Document extract:
###

This weekend’s development, reported in Variety on Monday, underscores the continued instability of the highly competitive agency business. The agencies typically receive 10% of the multimillions of dollars that talent is paid, and the last five years has seen ever more client poaching and agent defections.
Endeavor was formed in March 1995, when four key agents from CAA rival International Creative Artists--David Greenblatt, Tom Strickler, Ariel Emanuel and Richard Rosen--were abruptly fired after their plan to launch a competing firm was discovered by ICM brass in the dead of the night as they tried to make off with their files.
Such defections reflect the cutthroat, high-stakes nature of the talent representation business. Greenblatt and his former colleague Judy Hofflund left CAA to form InterTalent with ICM agent Bill Block in 1988. InterTalent fell apart in 1992, at which time Greenblatt, Block and Strickler and nine other agents from that boutique joined ICM.

###

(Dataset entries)
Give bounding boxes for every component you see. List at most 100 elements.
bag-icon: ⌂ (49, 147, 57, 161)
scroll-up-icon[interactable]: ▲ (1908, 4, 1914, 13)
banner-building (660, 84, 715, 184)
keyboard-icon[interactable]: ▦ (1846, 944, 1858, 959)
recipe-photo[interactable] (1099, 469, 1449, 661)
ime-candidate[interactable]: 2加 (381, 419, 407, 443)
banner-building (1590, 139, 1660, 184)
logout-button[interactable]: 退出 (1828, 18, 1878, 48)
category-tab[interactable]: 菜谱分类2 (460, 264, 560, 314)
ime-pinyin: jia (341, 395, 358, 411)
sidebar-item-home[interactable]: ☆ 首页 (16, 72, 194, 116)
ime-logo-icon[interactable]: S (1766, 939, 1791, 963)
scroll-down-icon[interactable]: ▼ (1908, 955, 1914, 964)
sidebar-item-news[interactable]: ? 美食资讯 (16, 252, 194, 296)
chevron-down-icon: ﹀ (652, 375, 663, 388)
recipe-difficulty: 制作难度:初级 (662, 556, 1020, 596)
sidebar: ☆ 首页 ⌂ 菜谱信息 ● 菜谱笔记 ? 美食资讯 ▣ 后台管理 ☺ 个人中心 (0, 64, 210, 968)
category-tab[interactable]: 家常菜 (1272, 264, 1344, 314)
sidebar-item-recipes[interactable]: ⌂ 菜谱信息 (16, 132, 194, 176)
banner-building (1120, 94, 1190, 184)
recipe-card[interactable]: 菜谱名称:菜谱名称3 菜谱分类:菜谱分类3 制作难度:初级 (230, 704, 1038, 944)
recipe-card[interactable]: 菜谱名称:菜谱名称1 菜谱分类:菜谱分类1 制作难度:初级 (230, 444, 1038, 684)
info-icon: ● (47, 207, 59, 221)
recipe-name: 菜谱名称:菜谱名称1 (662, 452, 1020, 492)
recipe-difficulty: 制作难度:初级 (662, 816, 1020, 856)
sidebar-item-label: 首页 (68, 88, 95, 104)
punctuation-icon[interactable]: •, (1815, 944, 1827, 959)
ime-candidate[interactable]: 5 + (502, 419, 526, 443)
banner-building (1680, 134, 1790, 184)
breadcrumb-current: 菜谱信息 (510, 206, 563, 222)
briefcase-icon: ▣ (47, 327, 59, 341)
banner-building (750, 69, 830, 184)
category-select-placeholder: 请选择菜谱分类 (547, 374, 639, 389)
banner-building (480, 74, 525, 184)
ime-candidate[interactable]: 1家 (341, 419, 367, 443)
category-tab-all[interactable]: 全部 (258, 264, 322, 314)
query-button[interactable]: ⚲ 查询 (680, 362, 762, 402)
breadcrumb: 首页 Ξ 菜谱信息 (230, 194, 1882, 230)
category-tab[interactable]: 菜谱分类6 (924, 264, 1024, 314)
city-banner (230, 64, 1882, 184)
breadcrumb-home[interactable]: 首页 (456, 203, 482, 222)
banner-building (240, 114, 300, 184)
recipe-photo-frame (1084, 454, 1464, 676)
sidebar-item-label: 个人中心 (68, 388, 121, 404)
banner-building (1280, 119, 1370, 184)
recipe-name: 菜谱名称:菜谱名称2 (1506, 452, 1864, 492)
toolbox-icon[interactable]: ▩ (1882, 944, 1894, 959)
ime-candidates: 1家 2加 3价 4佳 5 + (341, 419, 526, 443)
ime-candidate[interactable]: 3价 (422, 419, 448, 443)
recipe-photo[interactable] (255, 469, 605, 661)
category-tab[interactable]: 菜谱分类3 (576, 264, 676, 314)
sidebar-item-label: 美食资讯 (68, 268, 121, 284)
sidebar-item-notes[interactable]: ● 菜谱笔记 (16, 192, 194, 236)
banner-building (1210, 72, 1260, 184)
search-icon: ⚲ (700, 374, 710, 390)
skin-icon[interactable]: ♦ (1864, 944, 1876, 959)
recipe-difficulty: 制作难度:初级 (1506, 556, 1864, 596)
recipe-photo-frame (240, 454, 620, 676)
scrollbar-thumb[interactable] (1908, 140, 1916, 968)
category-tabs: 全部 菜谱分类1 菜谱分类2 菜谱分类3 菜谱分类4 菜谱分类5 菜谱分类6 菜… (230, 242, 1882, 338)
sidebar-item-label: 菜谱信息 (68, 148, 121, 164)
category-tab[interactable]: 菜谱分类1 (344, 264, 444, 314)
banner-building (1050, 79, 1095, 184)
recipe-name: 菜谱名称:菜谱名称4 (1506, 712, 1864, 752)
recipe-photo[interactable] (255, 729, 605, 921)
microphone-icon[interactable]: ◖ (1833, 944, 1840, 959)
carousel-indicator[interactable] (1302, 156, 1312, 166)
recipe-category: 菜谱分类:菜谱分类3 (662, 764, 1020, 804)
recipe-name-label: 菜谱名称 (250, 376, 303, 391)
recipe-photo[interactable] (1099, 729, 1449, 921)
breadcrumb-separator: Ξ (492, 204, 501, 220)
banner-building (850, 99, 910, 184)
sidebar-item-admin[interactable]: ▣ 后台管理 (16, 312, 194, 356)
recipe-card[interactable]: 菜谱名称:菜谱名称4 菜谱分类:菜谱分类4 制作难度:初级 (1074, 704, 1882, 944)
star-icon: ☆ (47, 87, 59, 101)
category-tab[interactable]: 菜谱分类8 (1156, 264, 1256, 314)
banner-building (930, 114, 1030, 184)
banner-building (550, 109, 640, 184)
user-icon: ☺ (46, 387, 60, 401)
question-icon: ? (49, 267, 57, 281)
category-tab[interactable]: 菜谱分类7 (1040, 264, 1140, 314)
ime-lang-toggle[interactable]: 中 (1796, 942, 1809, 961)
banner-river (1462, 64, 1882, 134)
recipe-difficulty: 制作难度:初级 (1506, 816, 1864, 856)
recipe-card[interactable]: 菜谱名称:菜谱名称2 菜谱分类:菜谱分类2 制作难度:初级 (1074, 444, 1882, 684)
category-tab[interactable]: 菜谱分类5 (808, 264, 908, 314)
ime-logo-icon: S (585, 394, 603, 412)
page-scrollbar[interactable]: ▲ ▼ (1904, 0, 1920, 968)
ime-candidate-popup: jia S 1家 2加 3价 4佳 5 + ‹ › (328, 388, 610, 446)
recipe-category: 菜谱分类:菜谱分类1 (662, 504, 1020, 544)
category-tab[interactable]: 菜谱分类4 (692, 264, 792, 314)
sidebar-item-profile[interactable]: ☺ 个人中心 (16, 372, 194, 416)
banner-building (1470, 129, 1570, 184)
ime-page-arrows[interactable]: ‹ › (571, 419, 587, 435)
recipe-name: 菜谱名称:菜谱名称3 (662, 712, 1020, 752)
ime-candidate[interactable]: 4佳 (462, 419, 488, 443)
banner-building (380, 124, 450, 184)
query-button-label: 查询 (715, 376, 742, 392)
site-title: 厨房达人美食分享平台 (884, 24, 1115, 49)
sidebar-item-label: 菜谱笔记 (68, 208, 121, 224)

###

Required action 1: Please decide whether each statement agrees with the talent agency article, answering yes or no and quoting the deciding words: (a) Endeavor was formed in March 1995. (b) Agencies typically receive 20% of what talent is paid. (c) InterTalent fell apart in 1988.
Required action 2: Pick up the talent agency article after its last sentence and carry it forward.
The entries come from a separate source and are unrelated to the talent agency article.

Exercise result 1:
(a) Yes: "Endeavor was formed in March 1995"
(b) No: "The agencies typically receive 10% of the multimillions of dollars that talent is paid"
(c) No: "InterTalent fell apart in 1992"

Exercise result 2:
The most famous defection on record was when Ovitz, Meyer, Haber and two of their colleagues left the William Morris Agency in 1975 to start CAA--which became Hollywood’s most powerful agency over the next two decades.
The latest defections are not only a financial blow to CAA but an emotional one as well. They are the first collective resignations since Ovitz left last year to become president of Disney, Meyer departed to join MCA as its president and a new agency management team was formed.
Last fall, Marty Adelstein left CAA to join Endeavor as a partner.
Lonner, Robinson and Venit have told friends and colleagues that they would not have considered leaving CAA if Ovitz and Meyer had stayed at the agency’s helm.
Their leaving comes during the month when CAA handed out its annual bonuses. Some agents, including Lonner, were known to be upset at their allotments, which run in the hundreds of thousands of dollars. All three said their leaving had nothing to do with their bonuses but with their desire to own their own business.
Sources say the three had been restless for some time and were just waiting until they collected their bonuses to make a move.
Lonner was the only one of the three who had expressed any hint of discontent to Lovett before the CAA president was tipped to the Endeavor plan this weekend. Lonner’s decision to leave was complicated by the fact that his father-in-law, CAA senior business affairs executive Ray Kurtzman, and brother-in-law, agent Ray Kurtzman work for the agency.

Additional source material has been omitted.